**Supplied data**
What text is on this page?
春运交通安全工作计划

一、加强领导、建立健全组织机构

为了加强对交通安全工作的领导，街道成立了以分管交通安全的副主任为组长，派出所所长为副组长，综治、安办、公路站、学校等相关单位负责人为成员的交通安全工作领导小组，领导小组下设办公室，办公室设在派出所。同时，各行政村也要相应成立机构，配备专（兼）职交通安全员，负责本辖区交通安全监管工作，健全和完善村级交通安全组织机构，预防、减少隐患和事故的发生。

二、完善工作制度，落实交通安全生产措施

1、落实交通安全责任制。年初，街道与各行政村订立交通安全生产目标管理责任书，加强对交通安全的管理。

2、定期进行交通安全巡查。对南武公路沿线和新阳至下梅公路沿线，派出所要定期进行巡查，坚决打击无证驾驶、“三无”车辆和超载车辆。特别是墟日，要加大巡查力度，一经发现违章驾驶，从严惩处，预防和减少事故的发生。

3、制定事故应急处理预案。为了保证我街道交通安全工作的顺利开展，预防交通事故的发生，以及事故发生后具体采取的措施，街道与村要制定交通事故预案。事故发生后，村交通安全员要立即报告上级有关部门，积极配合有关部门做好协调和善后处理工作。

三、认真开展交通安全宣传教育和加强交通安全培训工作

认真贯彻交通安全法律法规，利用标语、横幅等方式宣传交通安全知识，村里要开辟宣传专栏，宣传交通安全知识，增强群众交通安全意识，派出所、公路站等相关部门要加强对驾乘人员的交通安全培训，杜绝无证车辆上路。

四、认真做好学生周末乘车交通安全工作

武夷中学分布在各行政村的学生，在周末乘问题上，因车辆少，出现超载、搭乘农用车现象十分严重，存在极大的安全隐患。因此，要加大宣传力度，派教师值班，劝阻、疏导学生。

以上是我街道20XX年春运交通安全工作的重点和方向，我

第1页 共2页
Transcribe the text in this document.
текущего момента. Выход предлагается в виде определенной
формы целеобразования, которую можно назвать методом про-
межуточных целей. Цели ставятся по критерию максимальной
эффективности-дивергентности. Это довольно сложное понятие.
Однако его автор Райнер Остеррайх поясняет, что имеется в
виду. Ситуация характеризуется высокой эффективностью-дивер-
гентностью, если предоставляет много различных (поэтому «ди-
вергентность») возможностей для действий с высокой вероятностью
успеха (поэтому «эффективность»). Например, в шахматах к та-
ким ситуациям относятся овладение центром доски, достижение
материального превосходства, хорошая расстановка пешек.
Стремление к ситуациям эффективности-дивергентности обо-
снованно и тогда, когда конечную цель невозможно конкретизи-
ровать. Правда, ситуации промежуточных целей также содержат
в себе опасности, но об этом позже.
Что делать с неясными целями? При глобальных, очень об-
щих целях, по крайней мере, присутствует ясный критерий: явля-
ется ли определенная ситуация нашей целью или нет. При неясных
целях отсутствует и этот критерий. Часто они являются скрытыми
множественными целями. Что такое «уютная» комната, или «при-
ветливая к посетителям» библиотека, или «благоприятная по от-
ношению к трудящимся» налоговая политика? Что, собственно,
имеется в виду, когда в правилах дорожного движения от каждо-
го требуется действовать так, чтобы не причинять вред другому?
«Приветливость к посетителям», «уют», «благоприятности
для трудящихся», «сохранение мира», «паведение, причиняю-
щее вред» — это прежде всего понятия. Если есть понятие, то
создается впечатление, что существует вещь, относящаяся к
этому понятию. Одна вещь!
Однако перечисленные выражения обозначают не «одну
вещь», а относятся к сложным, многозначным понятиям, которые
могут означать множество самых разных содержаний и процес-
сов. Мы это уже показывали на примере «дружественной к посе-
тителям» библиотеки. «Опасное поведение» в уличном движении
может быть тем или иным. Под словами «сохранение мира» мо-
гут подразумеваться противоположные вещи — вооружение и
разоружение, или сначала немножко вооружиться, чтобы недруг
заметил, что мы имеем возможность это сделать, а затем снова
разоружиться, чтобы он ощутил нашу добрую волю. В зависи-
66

**Stated exercise**
Find every line that has "поэтому" in it, then return those lines.

**Final answer**
гентностью, если предоставляет много различных (поэтому «ди-
успеха (поэтому «эффективность»). Например, в шахматах к та-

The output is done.